═══ EXTRAIT CITÉ ═══

La courbe V(λ) représente l’efficacité lumineuse spectrale, indispensable pour définir toutes les grandeurs photométriques. Elle a 100 ans : happy birthday !
25 juin 2024

Les bâtiments blancs du Bureau international des poids et mesures (BIPM) trônent en surplomb du parc de Saint-Cloud. C’est le lieu symbolique qu’a choisi la Commission internationale de l’éclairage (CIE) pour célébrer le centenaire de la courbe V(λ) en ce 3 juin 2024.

Participants au colloque international du 3 juin 2024 au BIPM, Bureau international des poids et mesures © Laurence Honnorat, Innovaxiom

Courbe d’efficacité lumineuse relative spectrale V(λ)

Cette courbe représente la sensibilité spectrale relative caractérisant la vision humaine diurne. Elle a une forme de cloche, avec un maximum pour une longueur d’onde de 555 nm, et elle est pratiquement nulle en dehors du domaine spectral [400-700] nm, c’est-à-dire celui des rayonnements visibles.

Courbe V(λ) © Lionel Simonot

Pourquoi cette simple et vieille courbe mérite-t-elle autant de considération ? Car c’est sur elle que repose la photométrie. Sans elle, pas de candela, l’unité de l’intensité lumineuse, l’une des sept unités du système international. Elle est derrière la valeur d’éclairement affichée par un luxmètre, ou celle en lumen indiquant le flux émis par une lampe ou un luminaire.

 

Les sept unités du système international, dont la candela (cd), et les constantes fondamentales à partir desquelles elles sont définies © LNE, Laboratoire national de métrologie et d’essais

Naissance difficile de la courbe V(λ)

═══ DONNÉES ═══

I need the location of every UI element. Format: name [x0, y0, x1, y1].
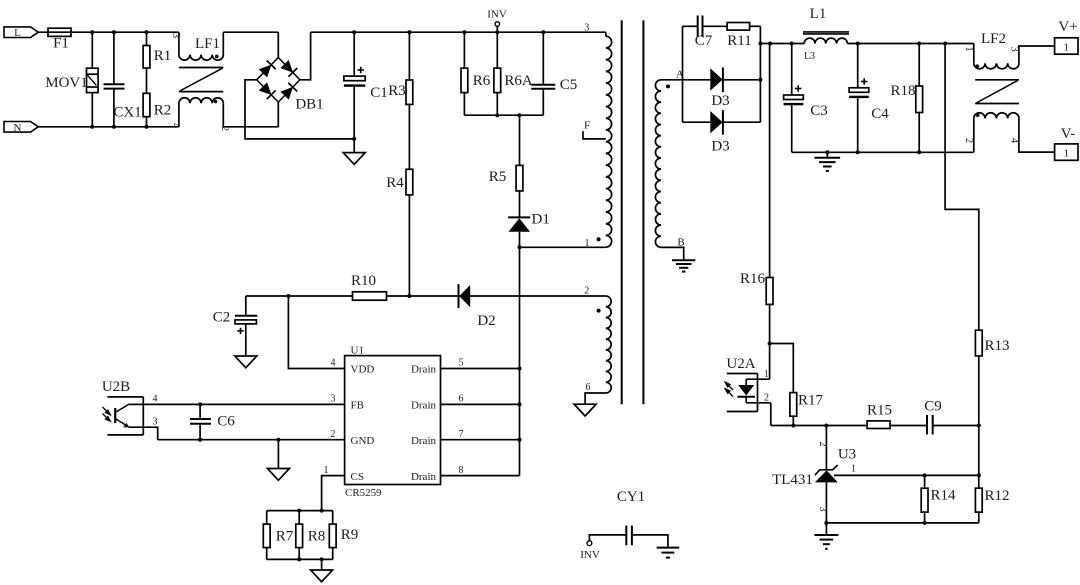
LF1 pin 4 lead — [178, 103, 180, 127]
svg-text:Drain: Drain — [411, 435, 437, 447]
wire bridge AC top — [277, 32, 279, 57]
svg-text:R11: R11 — [727, 33, 751, 49]
resistor R3 — [408, 32, 410, 80]
svg-text:VDD: VDD — [351, 364, 375, 376]
earth ground U3 — [825, 523, 827, 535]
resistor R6A — [496, 32, 498, 68]
D3 block left rail — [682, 26, 684, 122]
wire main top rail — [311, 31, 606, 33]
U2A pin 2 — [746, 402, 771, 404]
wire output bottom rail — [792, 151, 974, 153]
earth ground output — [826, 152, 828, 157]
svg-text:3: 3 — [1009, 47, 1020, 52]
diode D3 upper — [710, 68, 722, 90]
svg-text:3: 3 — [170, 33, 181, 38]
resistor R14 — [924, 475, 926, 488]
fuse F1 — [48, 28, 71, 36]
inductor L1 — [804, 38, 847, 43]
wire output rail after L1 — [847, 43, 973, 45]
resistor R15 — [867, 421, 890, 429]
node INV tap — [495, 22, 500, 27]
svg-text:MOV1: MOV1 — [45, 75, 88, 91]
svg-text:C2: C2 — [213, 310, 231, 326]
svg-text:D3: D3 — [711, 139, 729, 155]
LF2 top winding — [974, 63, 1019, 69]
wire drain rail — [519, 232, 521, 476]
svg-text:R9: R9 — [341, 527, 359, 543]
svg-text:GND: GND — [351, 435, 375, 447]
capacitor C4 — [857, 44, 859, 88]
wire A to D3 rectifier — [661, 79, 710, 81]
wire bridge plus to top rail — [300, 32, 311, 80]
svg-text:R12: R12 — [985, 488, 1010, 504]
resistor R1 — [146, 32, 148, 45]
LF1 bottom winding — [179, 98, 223, 104]
resistor R11 — [727, 23, 750, 31]
svg-text:3: 3 — [331, 394, 336, 405]
wire drain pin6 — [441, 403, 520, 405]
resistor R2 — [143, 93, 150, 116]
svg-text:INV: INV — [487, 9, 507, 21]
D3 block right rail — [759, 26, 761, 122]
transformer secondary winding — [655, 80, 661, 248]
svg-text:U2A: U2A — [726, 356, 755, 372]
svg-text:1: 1 — [963, 47, 974, 52]
wire secondary B to ground — [661, 247, 684, 259]
LF1 pin 2 lead — [222, 103, 224, 127]
capacitor C3 — [791, 44, 793, 96]
ground below C2 — [245, 324, 247, 356]
transformer pin1 wire — [520, 246, 606, 248]
svg-text:Drain: Drain — [411, 400, 437, 412]
primary polarity dot — [597, 237, 601, 241]
svg-text:C9: C9 — [924, 399, 942, 415]
svg-text:B: B — [677, 237, 684, 249]
wire regulator bottom — [826, 522, 978, 524]
resistor R17 — [770, 344, 794, 393]
svg-text:CY1: CY1 — [617, 489, 645, 505]
svg-text:L1: L1 — [810, 6, 827, 22]
transformer F tap — [583, 131, 606, 139]
svg-text:C7: C7 — [695, 33, 713, 49]
U2B pin 3 — [129, 427, 158, 440]
wire LF1 to bridge bottom — [223, 126, 278, 128]
LF2 pin 1 lead — [973, 44, 975, 64]
svg-text:R7: R7 — [276, 529, 294, 545]
LF2 core — [975, 79, 1019, 81]
LF1 core — [179, 67, 223, 69]
svg-text:R16: R16 — [740, 271, 766, 287]
svg-text:R14: R14 — [931, 488, 957, 504]
wire LF1 to bridge top — [222, 32, 224, 54]
resistor R9 — [332, 511, 334, 524]
svg-text:TL431: TL431 — [772, 472, 813, 488]
svg-text:R1: R1 — [154, 48, 172, 64]
svg-text:R4: R4 — [386, 175, 404, 191]
svg-text:INV: INV — [580, 549, 600, 561]
svg-text:6: 6 — [586, 382, 591, 393]
wire R10 to aux winding — [387, 295, 606, 297]
svg-text:4: 4 — [331, 358, 336, 369]
U2A emission arrows — [725, 382, 733, 396]
node junctions input rails — [90, 30, 94, 34]
svg-text:CR5259: CR5259 — [345, 487, 382, 499]
svg-text:C5: C5 — [560, 77, 578, 93]
svg-text:6: 6 — [459, 394, 464, 405]
svg-text:CS: CS — [351, 471, 364, 483]
svg-text:DB1: DB1 — [295, 97, 323, 113]
capacitor C6 — [199, 404, 201, 419]
LF2 pin 4 lead — [1019, 118, 1055, 152]
svg-text:U2B: U2B — [102, 379, 130, 395]
svg-text:R3: R3 — [388, 83, 406, 99]
svg-text:R6: R6 — [473, 73, 491, 89]
resistor R16 — [769, 44, 771, 278]
earth ground CY1 — [657, 547, 680, 549]
capacitor C1 — [353, 32, 355, 76]
svg-text:C3: C3 — [810, 103, 828, 119]
resistor R5 — [519, 115, 521, 165]
svg-text:R15: R15 — [867, 403, 892, 419]
resistor R12 — [975, 488, 982, 512]
svg-text:2: 2 — [584, 286, 589, 297]
ground below C1 — [353, 139, 355, 153]
input terminal N — [4, 122, 38, 133]
svg-text:FB: FB — [351, 400, 364, 412]
svg-text:F: F — [584, 120, 590, 132]
svg-text:4: 4 — [153, 394, 158, 405]
U2B phototransistor — [114, 408, 116, 423]
svg-text:U3: U3 — [838, 447, 856, 463]
U2B pin 4 — [129, 403, 144, 405]
svg-text:D3: D3 — [711, 93, 729, 109]
svg-text:R13: R13 — [985, 338, 1010, 354]
LF1 pin 3 lead — [178, 32, 180, 54]
svg-text:F1: F1 — [53, 36, 69, 52]
svg-text:R10: R10 — [351, 273, 376, 289]
svg-text:3: 3 — [584, 23, 589, 34]
svg-text:Drain: Drain — [411, 364, 437, 376]
diode D2 — [458, 284, 460, 308]
svg-text:CX1: CX1 — [113, 105, 141, 121]
wire output top rail — [760, 43, 804, 45]
wire R13 branch from rail — [945, 44, 979, 331]
resistor R8 — [298, 511, 300, 524]
LF1 phase dot bottom — [214, 100, 218, 104]
transformer core — [621, 20, 623, 404]
svg-text:5: 5 — [459, 358, 464, 369]
svg-text:1: 1 — [851, 464, 856, 475]
svg-text:Drain: Drain — [411, 471, 437, 483]
svg-text:R2: R2 — [154, 103, 172, 119]
svg-text:2: 2 — [764, 393, 769, 404]
capacitor C2 — [245, 296, 247, 315]
wire drain pin5 — [441, 368, 520, 370]
LF2 bottom winding — [974, 113, 1019, 119]
U2A pin 1 — [746, 378, 769, 380]
wire feedback bottom — [771, 425, 867, 427]
varistor MOV1 — [91, 32, 93, 68]
svg-text:8: 8 — [459, 465, 464, 476]
resistor R10 — [246, 295, 353, 297]
wire snubber bottom — [464, 114, 543, 116]
aux polarity dot — [597, 309, 601, 313]
ground below GND line — [277, 440, 279, 469]
svg-text:U1: U1 — [351, 345, 364, 357]
svg-text:4: 4 — [1009, 138, 1020, 143]
resistor R4 — [408, 104, 410, 169]
svg-text:2: 2 — [817, 442, 828, 447]
wire top rail L — [38, 31, 179, 33]
capacitor C5 — [542, 32, 544, 85]
ground below sense network — [321, 559, 323, 570]
svg-text:1: 1 — [764, 369, 769, 380]
LF1 top winding — [179, 55, 223, 61]
LF2 pin 3 lead — [1019, 46, 1055, 63]
wire bottom rail N — [38, 126, 179, 128]
svg-text:V-: V- — [1061, 126, 1075, 142]
secondary polarity dot — [666, 84, 670, 88]
ground below aux winding — [574, 404, 596, 416]
svg-text:1: 1 — [324, 465, 329, 476]
svg-text:N: N — [14, 122, 22, 134]
svg-text:1: 1 — [1064, 148, 1070, 160]
input terminal L — [4, 27, 38, 38]
LF2 phase dot top — [975, 64, 979, 68]
svg-text:3: 3 — [153, 417, 158, 428]
svg-text:2: 2 — [331, 429, 336, 440]
svg-text:L: L — [14, 27, 21, 39]
wire CS to sense resistors — [322, 476, 345, 511]
svg-text:7: 7 — [459, 429, 464, 440]
LF2 phase dot bottom — [976, 113, 980, 117]
svg-text:LF2: LF2 — [981, 31, 1006, 47]
svg-text:3: 3 — [817, 507, 828, 512]
svg-text:2: 2 — [963, 138, 974, 143]
svg-text:V+: V+ — [1058, 19, 1077, 35]
transformer aux pin6 wire — [585, 393, 606, 404]
capacitor CX1 — [113, 32, 115, 84]
sense resistor network top wire — [267, 510, 333, 512]
wire bridge AC bottom — [277, 102, 279, 127]
diode D1 — [508, 216, 530, 218]
svg-text:C4: C4 — [871, 106, 889, 122]
capacitor C9 — [890, 425, 927, 427]
svg-text:D2: D2 — [477, 313, 495, 329]
resistor R13 — [975, 330, 982, 356]
transformer primary winding — [606, 36, 612, 247]
wire drain pin7 — [441, 439, 520, 441]
diode D3 lower — [683, 121, 711, 123]
svg-text:R17: R17 — [798, 393, 824, 409]
earth ground secondary B — [672, 259, 695, 261]
svg-text:C6: C6 — [217, 414, 235, 430]
svg-text:R18: R18 — [890, 83, 915, 99]
svg-text:LF1: LF1 — [195, 36, 220, 52]
svg-text:C1: C1 — [370, 85, 388, 101]
bridge rectifier DB1 — [257, 58, 300, 103]
svg-text:1: 1 — [1064, 42, 1070, 54]
svg-text:R5: R5 — [489, 169, 507, 185]
svg-text:R6A: R6A — [504, 73, 533, 89]
capacitor C7 — [683, 25, 698, 27]
U3 ref wire — [834, 474, 979, 476]
svg-text:R8: R8 — [308, 529, 326, 545]
wire VDD branch — [288, 296, 344, 369]
svg-text:D1: D1 — [532, 212, 550, 228]
resistor R7 — [266, 511, 268, 524]
svg-text:1: 1 — [585, 238, 590, 249]
U3 anode lead — [825, 482, 827, 523]
wire drain pin8 — [441, 475, 520, 477]
svg-text:L3: L3 — [804, 51, 815, 62]
sense network bottom wire — [267, 558, 333, 560]
resistor R18 — [918, 44, 920, 87]
U2B receiving arrows — [103, 407, 111, 421]
resistor R6 — [463, 32, 465, 68]
wire GND line — [158, 439, 345, 441]
LF1 phase dot top — [215, 55, 219, 59]
LF2 pin 2 lead — [973, 118, 975, 152]
wire bridge minus to C1 bottom — [245, 80, 354, 139]
svg-text:4: 4 — [170, 123, 181, 128]
wire FB line — [143, 403, 344, 405]
U2A LED — [745, 379, 747, 385]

═══

## CONSIGNES
1. Reproduisez fidèlement le passage de l'extrait cité qui commence par « La courbe V(λ) représente » et se poursuit jusqu'à « relative spectrale V(λ) ».
2. Relevez, dans l'extrait cité, tous les organismes désignés par un sigle, en donnant pour chacun le sigle et le nom complet.
Le listing ci-dessus provient d'une source distincte.

## CORRIGÉS
1.
La courbe V(λ) représente l’efficacité lumineuse spectrale, indispensable pour définir toutes les grandeurs photométriques. Elle a 100 ans : happy birthday !
25 juin 2024

Les bâtiments blancs du Bureau international des poids et mesures (BIPM) trônent en surplomb du parc de Saint-Cloud. C’est le lieu symbolique qu’a choisi la Commission internationale de l’éclairage (CIE) pour célébrer le centenaire de la courbe V(λ) en ce 3 juin 2024.

Participants au colloque international du 3 juin 2024 au BIPM, Bureau international des poids et mesures © Laurence Honnorat, Innovaxiom

Courbe d’efficacité lumineuse relative spectrale V(λ)

2.
- BIPM : Bureau international des poids et mesures
- CIE : Commission internationale de l'éclairage
- LNE : Laboratoire national de métrologie et d'essais